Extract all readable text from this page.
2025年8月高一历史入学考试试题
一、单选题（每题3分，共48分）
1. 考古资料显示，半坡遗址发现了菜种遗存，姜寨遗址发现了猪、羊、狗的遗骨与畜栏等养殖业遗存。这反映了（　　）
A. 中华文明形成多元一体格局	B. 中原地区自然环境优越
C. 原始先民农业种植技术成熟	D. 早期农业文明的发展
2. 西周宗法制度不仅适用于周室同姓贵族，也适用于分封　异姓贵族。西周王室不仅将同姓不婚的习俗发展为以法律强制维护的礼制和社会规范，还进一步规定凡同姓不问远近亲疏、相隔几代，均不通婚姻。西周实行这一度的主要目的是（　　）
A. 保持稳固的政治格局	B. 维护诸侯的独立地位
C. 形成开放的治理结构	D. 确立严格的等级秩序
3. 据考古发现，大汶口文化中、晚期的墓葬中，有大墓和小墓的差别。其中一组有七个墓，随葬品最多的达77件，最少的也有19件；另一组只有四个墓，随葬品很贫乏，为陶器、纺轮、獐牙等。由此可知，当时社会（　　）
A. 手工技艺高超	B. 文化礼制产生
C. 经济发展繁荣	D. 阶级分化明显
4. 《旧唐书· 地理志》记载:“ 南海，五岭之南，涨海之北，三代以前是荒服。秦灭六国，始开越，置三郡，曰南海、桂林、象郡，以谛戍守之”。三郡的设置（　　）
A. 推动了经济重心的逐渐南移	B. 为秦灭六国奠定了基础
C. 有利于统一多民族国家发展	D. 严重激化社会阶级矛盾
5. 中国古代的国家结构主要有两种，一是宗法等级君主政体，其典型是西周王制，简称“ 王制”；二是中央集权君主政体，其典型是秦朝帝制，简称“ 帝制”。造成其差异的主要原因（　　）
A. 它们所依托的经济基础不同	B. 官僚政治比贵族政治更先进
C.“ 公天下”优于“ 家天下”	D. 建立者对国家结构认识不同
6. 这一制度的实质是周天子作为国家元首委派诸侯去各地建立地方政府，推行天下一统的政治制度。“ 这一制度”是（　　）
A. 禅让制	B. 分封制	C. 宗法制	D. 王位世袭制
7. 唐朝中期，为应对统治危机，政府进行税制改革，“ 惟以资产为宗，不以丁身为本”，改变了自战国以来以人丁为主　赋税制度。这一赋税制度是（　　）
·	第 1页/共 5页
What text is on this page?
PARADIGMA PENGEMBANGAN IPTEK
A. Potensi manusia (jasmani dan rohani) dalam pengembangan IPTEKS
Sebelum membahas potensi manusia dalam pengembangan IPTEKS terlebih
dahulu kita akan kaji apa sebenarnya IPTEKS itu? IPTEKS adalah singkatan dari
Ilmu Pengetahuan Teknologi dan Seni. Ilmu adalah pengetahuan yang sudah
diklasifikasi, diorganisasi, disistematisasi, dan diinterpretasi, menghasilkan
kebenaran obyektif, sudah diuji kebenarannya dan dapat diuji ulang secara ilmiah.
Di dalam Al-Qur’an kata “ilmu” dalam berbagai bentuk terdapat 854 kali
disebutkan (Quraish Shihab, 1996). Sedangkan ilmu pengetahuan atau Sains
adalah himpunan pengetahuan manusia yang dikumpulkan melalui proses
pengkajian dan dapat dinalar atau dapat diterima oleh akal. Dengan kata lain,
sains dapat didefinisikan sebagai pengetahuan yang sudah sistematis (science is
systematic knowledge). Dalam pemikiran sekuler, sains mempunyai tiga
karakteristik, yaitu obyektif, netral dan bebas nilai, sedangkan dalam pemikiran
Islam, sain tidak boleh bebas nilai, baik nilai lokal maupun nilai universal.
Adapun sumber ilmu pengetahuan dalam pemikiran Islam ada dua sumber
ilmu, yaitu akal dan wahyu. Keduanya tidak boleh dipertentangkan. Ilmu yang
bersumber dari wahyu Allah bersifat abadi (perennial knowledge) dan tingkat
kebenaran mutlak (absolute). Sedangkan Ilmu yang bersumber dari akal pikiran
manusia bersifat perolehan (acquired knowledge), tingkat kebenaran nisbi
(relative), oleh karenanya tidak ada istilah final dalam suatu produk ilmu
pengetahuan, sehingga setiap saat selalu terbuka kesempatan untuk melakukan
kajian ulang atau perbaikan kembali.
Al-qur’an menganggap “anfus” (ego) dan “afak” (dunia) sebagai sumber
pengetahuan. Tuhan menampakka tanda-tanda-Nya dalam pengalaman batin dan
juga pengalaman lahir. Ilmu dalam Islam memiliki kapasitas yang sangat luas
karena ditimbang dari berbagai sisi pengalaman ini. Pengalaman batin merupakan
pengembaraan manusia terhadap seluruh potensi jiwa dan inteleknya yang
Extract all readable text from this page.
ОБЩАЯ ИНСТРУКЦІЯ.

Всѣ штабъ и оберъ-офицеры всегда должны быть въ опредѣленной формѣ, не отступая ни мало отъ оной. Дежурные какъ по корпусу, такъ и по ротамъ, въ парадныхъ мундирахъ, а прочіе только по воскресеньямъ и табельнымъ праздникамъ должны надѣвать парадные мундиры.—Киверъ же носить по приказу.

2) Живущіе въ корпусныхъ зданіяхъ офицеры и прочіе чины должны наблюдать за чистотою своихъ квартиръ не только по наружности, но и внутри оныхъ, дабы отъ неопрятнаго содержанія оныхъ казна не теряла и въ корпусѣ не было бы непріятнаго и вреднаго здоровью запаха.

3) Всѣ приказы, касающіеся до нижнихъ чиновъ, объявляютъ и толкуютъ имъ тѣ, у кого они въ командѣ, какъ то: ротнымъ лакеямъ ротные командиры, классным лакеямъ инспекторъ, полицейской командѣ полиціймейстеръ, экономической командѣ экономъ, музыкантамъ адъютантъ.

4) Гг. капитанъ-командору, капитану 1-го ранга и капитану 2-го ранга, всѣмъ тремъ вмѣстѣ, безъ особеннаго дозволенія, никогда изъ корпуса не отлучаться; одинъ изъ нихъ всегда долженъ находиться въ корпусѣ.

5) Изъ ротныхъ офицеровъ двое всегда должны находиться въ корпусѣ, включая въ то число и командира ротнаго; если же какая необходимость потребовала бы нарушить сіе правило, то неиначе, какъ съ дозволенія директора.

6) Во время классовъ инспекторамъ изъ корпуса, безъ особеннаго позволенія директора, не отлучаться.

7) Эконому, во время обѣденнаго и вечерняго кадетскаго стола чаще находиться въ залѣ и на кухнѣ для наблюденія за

SET TASK
Make an exact copy of the data above.

WRITTEN RESPONSE
Extract all readable text from this page.
2025年8月高一历史入学考试试题
一、单选题（每题3分，共48分）
1. 考古资料显示，半坡遗址发现了菜种遗存，姜寨遗址发现了猪、羊、狗的遗骨与畜栏等养殖业遗存。这反映了（　　）
A. 中华文明形成多元一体格局	B. 中原地区自然环境优越
C. 原始先民农业种植技术成熟	D. 早期农业文明的发展
2. 西周宗法制度不仅适用于周室同姓贵族，也适用于分封　异姓贵族。西周王室不仅将同姓不婚的习俗发展为以法律强制维护的礼制和社会规范，还进一步规定凡同姓不问远近亲疏、相隔几代，均不通婚姻。西周实行这一度的主要目的是（　　）
A. 保持稳固的政治格局	B. 维护诸侯的独立地位
C. 形成开放的治理结构	D. 确立严格的等级秩序
3. 据考古发现，大汶口文化中、晚期的墓葬中，有大墓和小墓的差别。其中一组有七个墓，随葬品最多的达77件，最少的也有19件；另一组只有四个墓，随葬品很贫乏，为陶器、纺轮、獐牙等。由此可知，当时社会（　　）
A. 手工技艺高超	B. 文化礼制产生
C. 经济发展繁荣	D. 阶级分化明显
4. 《旧唐书· 地理志》记载:“ 南海，五岭之南，涨海之北，三代以前是荒服。秦灭六国，始开越，置三郡，曰南海、桂林、象郡，以谛戍守之”。三郡的设置（　　）
A. 推动了经济重心的逐渐南移	B. 为秦灭六国奠定了基础
C. 有利于统一多民族国家发展	D. 严重激化社会阶级矛盾
5. 中国古代的国家结构主要有两种，一是宗法等级君主政体，其典型是西周王制，简称“ 王制”；二是中央集权君主政体，其典型是秦朝帝制，简称“ 帝制”。造成其差异的主要原因（　　）
A. 它们所依托的经济基础不同	B. 官僚政治比贵族政治更先进
C.“ 公天下”优于“ 家天下”	D. 建立者对国家结构认识不同
6. 这一制度的实质是周天子作为国家元首委派诸侯去各地建立地方政府，推行天下一统的政治制度。“ 这一制度”是（　　）
A. 禅让制	B. 分封制	C. 宗法制	D. 王位世袭制
7. 唐朝中期，为应对统治危机，政府进行税制改革，“ 惟以资产为宗，不以丁身为本”，改变了自战国以来以人丁为主　赋税制度。这一赋税制度是（　　）
·	第 1页/共 5页
What text is on this page?
PARADIGMA PENGEMBANGAN IPTEK
A. Potensi manusia (jasmani dan rohani) dalam pengembangan IPTEKS
Sebelum membahas potensi manusia dalam pengembangan IPTEKS terlebih
dahulu kita akan kaji apa sebenarnya IPTEKS itu? IPTEKS adalah singkatan dari
Ilmu Pengetahuan Teknologi dan Seni. Ilmu adalah pengetahuan yang sudah
diklasifikasi, diorganisasi, disistematisasi, dan diinterpretasi, menghasilkan
kebenaran obyektif, sudah diuji kebenarannya dan dapat diuji ulang secara ilmiah.
Di dalam Al-Qur’an kata “ilmu” dalam berbagai bentuk terdapat 854 kali
disebutkan (Quraish Shihab, 1996). Sedangkan ilmu pengetahuan atau Sains
adalah himpunan pengetahuan manusia yang dikumpulkan melalui proses
pengkajian dan dapat dinalar atau dapat diterima oleh akal. Dengan kata lain,
sains dapat didefinisikan sebagai pengetahuan yang sudah sistematis (science is
systematic knowledge). Dalam pemikiran sekuler, sains mempunyai tiga
karakteristik, yaitu obyektif, netral dan bebas nilai, sedangkan dalam pemikiran
Islam, sain tidak boleh bebas nilai, baik nilai lokal maupun nilai universal.
Adapun sumber ilmu pengetahuan dalam pemikiran Islam ada dua sumber
ilmu, yaitu akal dan wahyu. Keduanya tidak boleh dipertentangkan. Ilmu yang
bersumber dari wahyu Allah bersifat abadi (perennial knowledge) dan tingkat
kebenaran mutlak (absolute). Sedangkan Ilmu yang bersumber dari akal pikiran
manusia bersifat perolehan (acquired knowledge), tingkat kebenaran nisbi
(relative), oleh karenanya tidak ada istilah final dalam suatu produk ilmu
pengetahuan, sehingga setiap saat selalu terbuka kesempatan untuk melakukan
kajian ulang atau perbaikan kembali.
Al-qur’an menganggap “anfus” (ego) dan “afak” (dunia) sebagai sumber
pengetahuan. Tuhan menampakka tanda-tanda-Nya dalam pengalaman batin dan
juga pengalaman lahir. Ilmu dalam Islam memiliki kapasitas yang sangat luas
karena ditimbang dari berbagai sisi pengalaman ini. Pengalaman batin merupakan
pengembaraan manusia terhadap seluruh potensi jiwa dan inteleknya yang
Extract all readable text from this page.
ОБЩАЯ ИНСТРУКЦІЯ.

Всѣ штабъ и оберъ-офицеры всегда должны быть въ опредѣленной формѣ, не отступая ни мало отъ оной. Дежурные какъ по корпусу, такъ и по ротамъ, въ парадныхъ мундирахъ, а прочіе только по воскресеньямъ и табельнымъ праздникамъ должны надѣвать парадные мундиры.—Киверъ же носить по приказу.

2) Живущіе въ корпусныхъ зданіяхъ офицеры и прочіе чины должны наблюдать за чистотою своихъ квартиръ не только по наружности, но и внутри оныхъ, дабы отъ неопрятнаго содержанія оныхъ казна не теряла и въ корпусѣ не было бы непріятнаго и вреднаго здоровью запаха.

3) Всѣ приказы, касающіеся до нижнихъ чиновъ, объявляютъ и толкуютъ имъ тѣ, у кого они въ командѣ, какъ то: ротнымъ лакеямъ ротные командиры, классным лакеямъ инспекторъ, полицейской командѣ полиціймейстеръ, экономической командѣ экономъ, музыкантамъ адъютантъ.

4) Гг. капитанъ-командору, капитану 1-го ранга и капитану 2-го ранга, всѣмъ тремъ вмѣстѣ, безъ особеннаго дозволенія, никогда изъ корпуса не отлучаться; одинъ изъ нихъ всегда долженъ находиться въ корпусѣ.

5) Изъ ротныхъ офицеровъ двое всегда должны находиться въ корпусѣ, включая въ то число и командира ротнаго; если же какая необходимость потребовала бы нарушить сіе правило, то неиначе, какъ съ дозволенія директора.

6) Во время классовъ инспекторамъ изъ корпуса, безъ особеннаго позволенія директора, не отлучаться.

7) Эконому, во время обѣденнаго и вечерняго кадетскаго стола чаще находиться въ залѣ и на кухнѣ для наблюденія за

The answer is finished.